--- start Data for the task ---

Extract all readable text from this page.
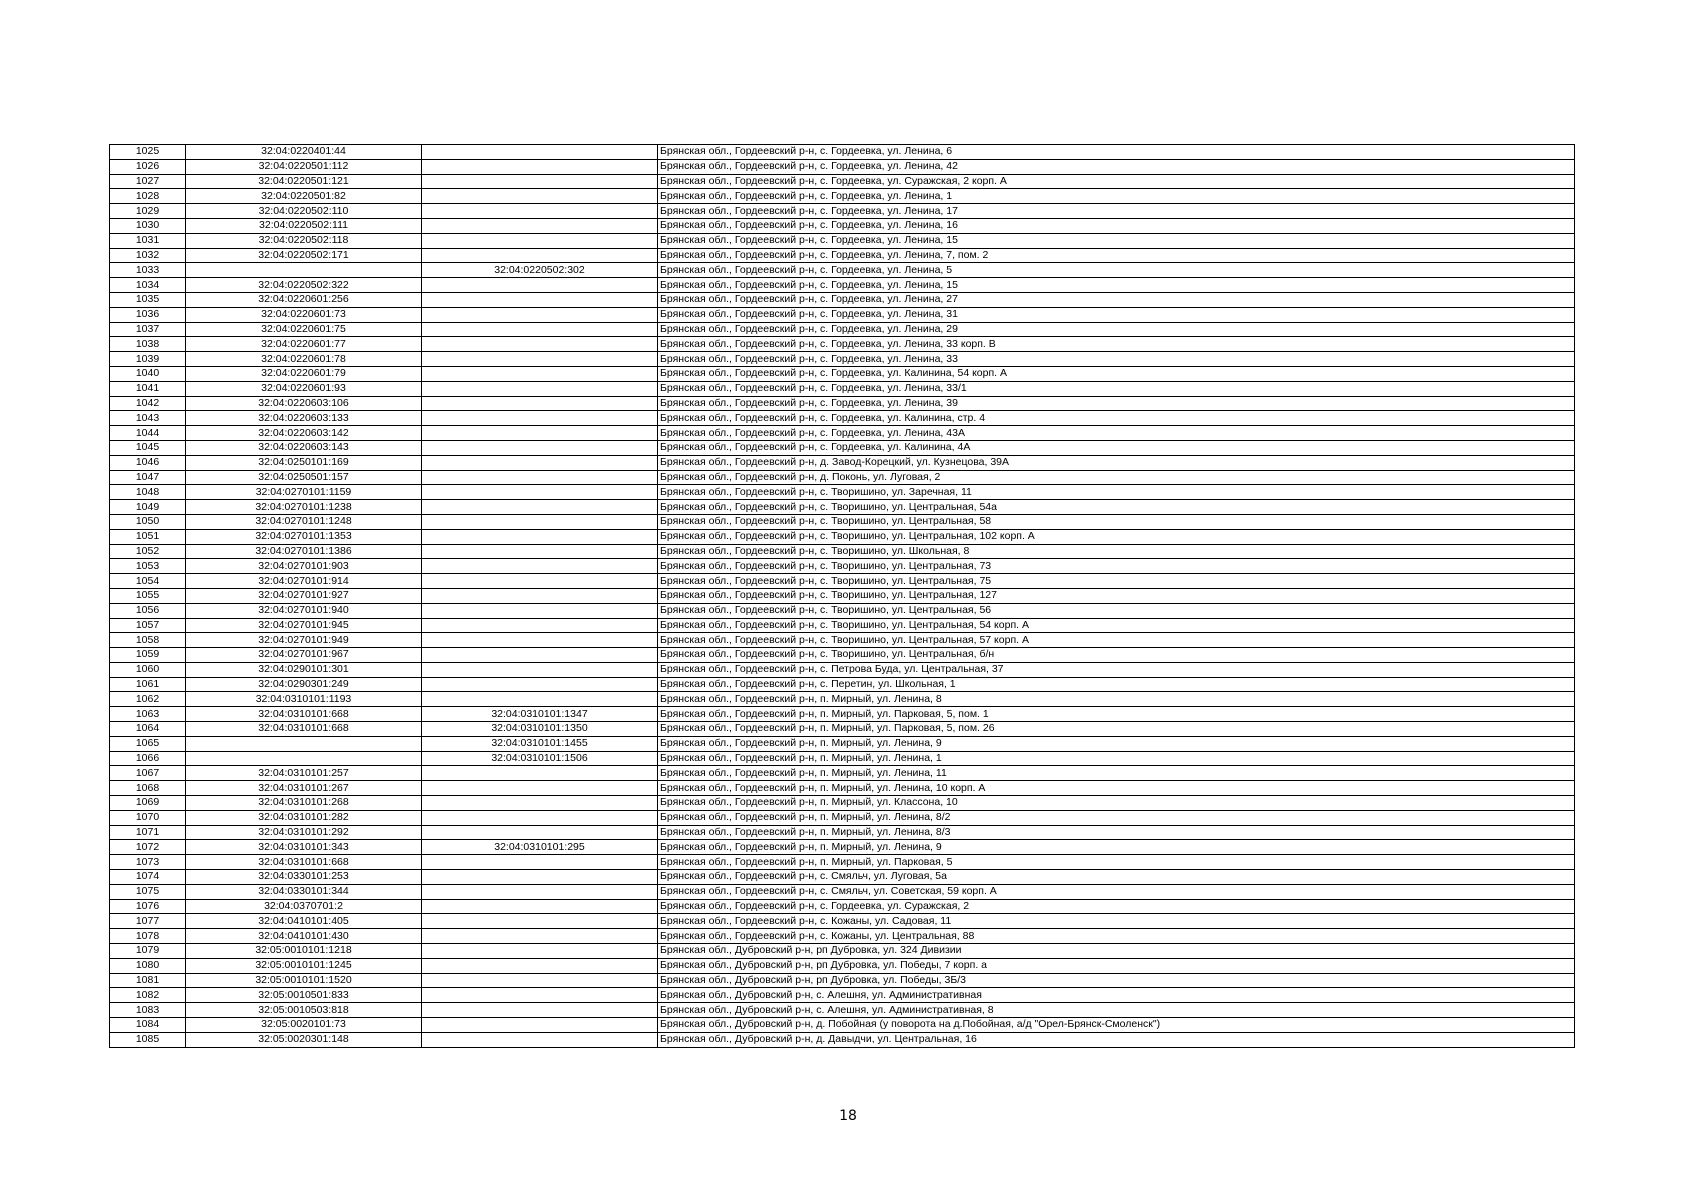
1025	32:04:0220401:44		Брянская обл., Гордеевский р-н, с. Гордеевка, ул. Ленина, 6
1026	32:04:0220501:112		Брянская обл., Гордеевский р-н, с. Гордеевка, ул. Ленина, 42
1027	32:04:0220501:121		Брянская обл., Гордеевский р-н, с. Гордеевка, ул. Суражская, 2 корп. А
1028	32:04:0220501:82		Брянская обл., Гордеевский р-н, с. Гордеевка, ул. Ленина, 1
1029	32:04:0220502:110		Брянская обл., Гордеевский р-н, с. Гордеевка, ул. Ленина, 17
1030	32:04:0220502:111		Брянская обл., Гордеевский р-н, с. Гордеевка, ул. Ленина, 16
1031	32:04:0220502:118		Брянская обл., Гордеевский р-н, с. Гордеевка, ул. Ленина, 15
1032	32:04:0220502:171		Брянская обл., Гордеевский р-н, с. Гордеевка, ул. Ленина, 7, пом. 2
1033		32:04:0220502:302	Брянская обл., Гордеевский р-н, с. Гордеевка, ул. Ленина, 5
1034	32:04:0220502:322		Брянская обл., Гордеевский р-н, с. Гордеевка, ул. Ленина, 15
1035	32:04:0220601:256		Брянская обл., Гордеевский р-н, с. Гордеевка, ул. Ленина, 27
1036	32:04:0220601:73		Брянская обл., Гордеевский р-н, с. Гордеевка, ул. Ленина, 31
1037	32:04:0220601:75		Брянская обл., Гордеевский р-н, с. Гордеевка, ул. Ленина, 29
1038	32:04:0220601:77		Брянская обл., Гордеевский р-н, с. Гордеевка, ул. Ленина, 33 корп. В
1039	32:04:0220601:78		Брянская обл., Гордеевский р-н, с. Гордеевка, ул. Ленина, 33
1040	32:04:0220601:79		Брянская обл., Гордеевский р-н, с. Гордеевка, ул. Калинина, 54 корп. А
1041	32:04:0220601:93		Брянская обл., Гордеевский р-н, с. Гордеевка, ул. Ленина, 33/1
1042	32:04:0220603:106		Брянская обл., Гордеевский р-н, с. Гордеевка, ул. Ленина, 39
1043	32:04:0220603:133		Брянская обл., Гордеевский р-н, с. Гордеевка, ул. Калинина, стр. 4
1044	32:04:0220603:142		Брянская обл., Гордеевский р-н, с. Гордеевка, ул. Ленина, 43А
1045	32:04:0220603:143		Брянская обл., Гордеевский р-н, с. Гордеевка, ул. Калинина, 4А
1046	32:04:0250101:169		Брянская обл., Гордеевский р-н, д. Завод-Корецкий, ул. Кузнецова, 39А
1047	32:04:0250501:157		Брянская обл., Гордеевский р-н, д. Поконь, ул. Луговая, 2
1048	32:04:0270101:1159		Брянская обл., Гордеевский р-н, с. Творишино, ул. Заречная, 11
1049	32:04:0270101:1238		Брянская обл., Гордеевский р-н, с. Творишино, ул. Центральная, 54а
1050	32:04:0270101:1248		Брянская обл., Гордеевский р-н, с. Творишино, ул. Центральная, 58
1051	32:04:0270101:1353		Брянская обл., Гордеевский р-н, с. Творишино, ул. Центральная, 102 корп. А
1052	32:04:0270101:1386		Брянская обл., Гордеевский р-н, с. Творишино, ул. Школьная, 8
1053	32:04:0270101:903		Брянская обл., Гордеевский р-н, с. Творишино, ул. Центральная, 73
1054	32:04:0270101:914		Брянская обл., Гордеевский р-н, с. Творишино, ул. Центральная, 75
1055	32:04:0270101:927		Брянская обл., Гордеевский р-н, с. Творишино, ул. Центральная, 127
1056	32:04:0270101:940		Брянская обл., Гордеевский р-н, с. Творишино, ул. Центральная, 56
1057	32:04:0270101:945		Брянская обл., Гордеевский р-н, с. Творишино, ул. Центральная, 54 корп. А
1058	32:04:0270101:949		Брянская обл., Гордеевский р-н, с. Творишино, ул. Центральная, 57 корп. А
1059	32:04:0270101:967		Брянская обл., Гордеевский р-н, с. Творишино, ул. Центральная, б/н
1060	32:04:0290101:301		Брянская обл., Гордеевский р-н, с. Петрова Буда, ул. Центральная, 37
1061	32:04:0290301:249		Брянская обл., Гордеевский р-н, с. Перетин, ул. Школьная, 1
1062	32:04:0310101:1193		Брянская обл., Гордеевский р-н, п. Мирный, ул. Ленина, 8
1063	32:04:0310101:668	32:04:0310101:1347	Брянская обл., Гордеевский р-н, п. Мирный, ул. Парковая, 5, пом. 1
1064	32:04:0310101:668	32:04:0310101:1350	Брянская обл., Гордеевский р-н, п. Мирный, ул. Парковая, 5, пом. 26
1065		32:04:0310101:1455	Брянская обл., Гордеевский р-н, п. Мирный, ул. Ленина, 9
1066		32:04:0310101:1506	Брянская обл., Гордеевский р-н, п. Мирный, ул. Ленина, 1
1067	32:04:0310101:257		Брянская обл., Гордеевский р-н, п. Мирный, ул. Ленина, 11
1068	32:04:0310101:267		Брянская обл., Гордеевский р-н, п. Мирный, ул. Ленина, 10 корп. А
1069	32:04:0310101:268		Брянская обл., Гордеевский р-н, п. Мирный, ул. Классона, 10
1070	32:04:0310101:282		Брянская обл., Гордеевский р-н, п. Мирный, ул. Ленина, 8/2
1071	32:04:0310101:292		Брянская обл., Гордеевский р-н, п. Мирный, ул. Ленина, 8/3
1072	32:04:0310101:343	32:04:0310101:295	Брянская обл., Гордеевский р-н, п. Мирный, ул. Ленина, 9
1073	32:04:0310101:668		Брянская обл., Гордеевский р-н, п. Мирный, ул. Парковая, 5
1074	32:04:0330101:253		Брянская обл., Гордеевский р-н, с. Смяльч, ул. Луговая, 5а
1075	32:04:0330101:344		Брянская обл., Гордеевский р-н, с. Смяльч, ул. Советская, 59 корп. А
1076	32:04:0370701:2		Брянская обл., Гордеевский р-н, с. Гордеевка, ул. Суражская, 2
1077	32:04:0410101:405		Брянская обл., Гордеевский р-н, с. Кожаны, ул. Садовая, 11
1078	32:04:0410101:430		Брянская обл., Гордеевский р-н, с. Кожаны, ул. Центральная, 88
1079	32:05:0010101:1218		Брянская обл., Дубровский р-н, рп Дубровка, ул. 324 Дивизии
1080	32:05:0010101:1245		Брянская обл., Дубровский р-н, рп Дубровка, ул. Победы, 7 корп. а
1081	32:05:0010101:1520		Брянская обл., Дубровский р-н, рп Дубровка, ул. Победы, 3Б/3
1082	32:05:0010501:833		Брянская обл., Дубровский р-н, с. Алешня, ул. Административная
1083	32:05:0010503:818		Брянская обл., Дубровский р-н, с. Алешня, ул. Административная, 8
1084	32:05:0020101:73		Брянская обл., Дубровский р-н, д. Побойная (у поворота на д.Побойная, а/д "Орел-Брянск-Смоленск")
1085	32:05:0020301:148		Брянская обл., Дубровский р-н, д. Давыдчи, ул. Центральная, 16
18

--- end Data for the task ---

In your copy of the listing above, reproduce each line exactly and omit all pictures.

# Answer in full:
Extract all readable text from this page.
1025	32:04:0220401:44		Брянская обл., Гордеевский р-н, с. Гордеевка, ул. Ленина, 6
1026	32:04:0220501:112		Брянская обл., Гордеевский р-н, с. Гордеевка, ул. Ленина, 42
1027	32:04:0220501:121		Брянская обл., Гордеевский р-н, с. Гордеевка, ул. Суражская, 2 корп. А
1028	32:04:0220501:82		Брянская обл., Гордеевский р-н, с. Гордеевка, ул. Ленина, 1
1029	32:04:0220502:110		Брянская обл., Гордеевский р-н, с. Гордеевка, ул. Ленина, 17
1030	32:04:0220502:111		Брянская обл., Гордеевский р-н, с. Гордеевка, ул. Ленина, 16
1031	32:04:0220502:118		Брянская обл., Гордеевский р-н, с. Гордеевка, ул. Ленина, 15
1032	32:04:0220502:171		Брянская обл., Гордеевский р-н, с. Гордеевка, ул. Ленина, 7, пом. 2
1033		32:04:0220502:302	Брянская обл., Гордеевский р-н, с. Гордеевка, ул. Ленина, 5
1034	32:04:0220502:322		Брянская обл., Гордеевский р-н, с. Гордеевка, ул. Ленина, 15
1035	32:04:0220601:256		Брянская обл., Гордеевский р-н, с. Гордеевка, ул. Ленина, 27
1036	32:04:0220601:73		Брянская обл., Гордеевский р-н, с. Гордеевка, ул. Ленина, 31
1037	32:04:0220601:75		Брянская обл., Гордеевский р-н, с. Гордеевка, ул. Ленина, 29
1038	32:04:0220601:77		Брянская обл., Гордеевский р-н, с. Гордеевка, ул. Ленина, 33 корп. В
1039	32:04:0220601:78		Брянская обл., Гордеевский р-н, с. Гордеевка, ул. Ленина, 33
1040	32:04:0220601:79		Брянская обл., Гордеевский р-н, с. Гордеевка, ул. Калинина, 54 корп. А
1041	32:04:0220601:93		Брянская обл., Гордеевский р-н, с. Гордеевка, ул. Ленина, 33/1
1042	32:04:0220603:106		Брянская обл., Гордеевский р-н, с. Гордеевка, ул. Ленина, 39
1043	32:04:0220603:133		Брянская обл., Гордеевский р-н, с. Гордеевка, ул. Калинина, стр. 4
1044	32:04:0220603:142		Брянская обл., Гордеевский р-н, с. Гордеевка, ул. Ленина, 43А
1045	32:04:0220603:143		Брянская обл., Гордеевский р-н, с. Гордеевка, ул. Калинина, 4А
1046	32:04:0250101:169		Брянская обл., Гордеевский р-н, д. Завод-Корецкий, ул. Кузнецова, 39А
1047	32:04:0250501:157		Брянская обл., Гордеевский р-н, д. Поконь, ул. Луговая, 2
1048	32:04:0270101:1159		Брянская обл., Гордеевский р-н, с. Творишино, ул. Заречная, 11
1049	32:04:0270101:1238		Брянская обл., Гордеевский р-н, с. Творишино, ул. Центральная, 54а
1050	32:04:0270101:1248		Брянская обл., Гордеевский р-н, с. Творишино, ул. Центральная, 58
1051	32:04:0270101:1353		Брянская обл., Гордеевский р-н, с. Творишино, ул. Центральная, 102 корп. А
1052	32:04:0270101:1386		Брянская обл., Гордеевский р-н, с. Творишино, ул. Школьная, 8
1053	32:04:0270101:903		Брянская обл., Гордеевский р-н, с. Творишино, ул. Центральная, 73
1054	32:04:0270101:914		Брянская обл., Гордеевский р-н, с. Творишино, ул. Центральная, 75
1055	32:04:0270101:927		Брянская обл., Гордеевский р-н, с. Творишино, ул. Центральная, 127
1056	32:04:0270101:940		Брянская обл., Гордеевский р-н, с. Творишино, ул. Центральная, 56
1057	32:04:0270101:945		Брянская обл., Гордеевский р-н, с. Творишино, ул. Центральная, 54 корп. А
1058	32:04:0270101:949		Брянская обл., Гордеевский р-н, с. Творишино, ул. Центральная, 57 корп. А
1059	32:04:0270101:967		Брянская обл., Гордеевский р-н, с. Творишино, ул. Центральная, б/н
1060	32:04:0290101:301		Брянская обл., Гордеевский р-н, с. Петрова Буда, ул. Центральная, 37
1061	32:04:0290301:249		Брянская обл., Гордеевский р-н, с. Перетин, ул. Школьная, 1
1062	32:04:0310101:1193		Брянская обл., Гордеевский р-н, п. Мирный, ул. Ленина, 8
1063	32:04:0310101:668	32:04:0310101:1347	Брянская обл., Гордеевский р-н, п. Мирный, ул. Парковая, 5, пом. 1
1064	32:04:0310101:668	32:04:0310101:1350	Брянская обл., Гордеевский р-н, п. Мирный, ул. Парковая, 5, пом. 26
1065		32:04:0310101:1455	Брянская обл., Гордеевский р-н, п. Мирный, ул. Ленина, 9
1066		32:04:0310101:1506	Брянская обл., Гордеевский р-н, п. Мирный, ул. Ленина, 1
1067	32:04:0310101:257		Брянская обл., Гордеевский р-н, п. Мирный, ул. Ленина, 11
1068	32:04:0310101:267		Брянская обл., Гордеевский р-н, п. Мирный, ул. Ленина, 10 корп. А
1069	32:04:0310101:268		Брянская обл., Гордеевский р-н, п. Мирный, ул. Классона, 10
1070	32:04:0310101:282		Брянская обл., Гордеевский р-н, п. Мирный, ул. Ленина, 8/2
1071	32:04:0310101:292		Брянская обл., Гордеевский р-н, п. Мирный, ул. Ленина, 8/3
1072	32:04:0310101:343	32:04:0310101:295	Брянская обл., Гордеевский р-н, п. Мирный, ул. Ленина, 9
1073	32:04:0310101:668		Брянская обл., Гордеевский р-н, п. Мирный, ул. Парковая, 5
1074	32:04:0330101:253		Брянская обл., Гордеевский р-н, с. Смяльч, ул. Луговая, 5а
1075	32:04:0330101:344		Брянская обл., Гордеевский р-н, с. Смяльч, ул. Советская, 59 корп. А
1076	32:04:0370701:2		Брянская обл., Гордеевский р-н, с. Гордеевка, ул. Суражская, 2
1077	32:04:0410101:405		Брянская обл., Гордеевский р-н, с. Кожаны, ул. Садовая, 11
1078	32:04:0410101:430		Брянская обл., Гордеевский р-н, с. Кожаны, ул. Центральная, 88
1079	32:05:0010101:1218		Брянская обл., Дубровский р-н, рп Дубровка, ул. 324 Дивизии
1080	32:05:0010101:1245		Брянская обл., Дубровский р-н, рп Дубровка, ул. Победы, 7 корп. а
1081	32:05:0010101:1520		Брянская обл., Дубровский р-н, рп Дубровка, ул. Победы, 3Б/3
1082	32:05:0010501:833		Брянская обл., Дубровский р-н, с. Алешня, ул. Административная
1083	32:05:0010503:818		Брянская обл., Дубровский р-н, с. Алешня, ул. Административная, 8
1084	32:05:0020101:73		Брянская обл., Дубровский р-н, д. Побойная (у поворота на д.Побойная, а/д "Орел-Брянск-Смоленск")
1085	32:05:0020301:148		Брянская обл., Дубровский р-н, д. Давыдчи, ул. Центральная, 16
18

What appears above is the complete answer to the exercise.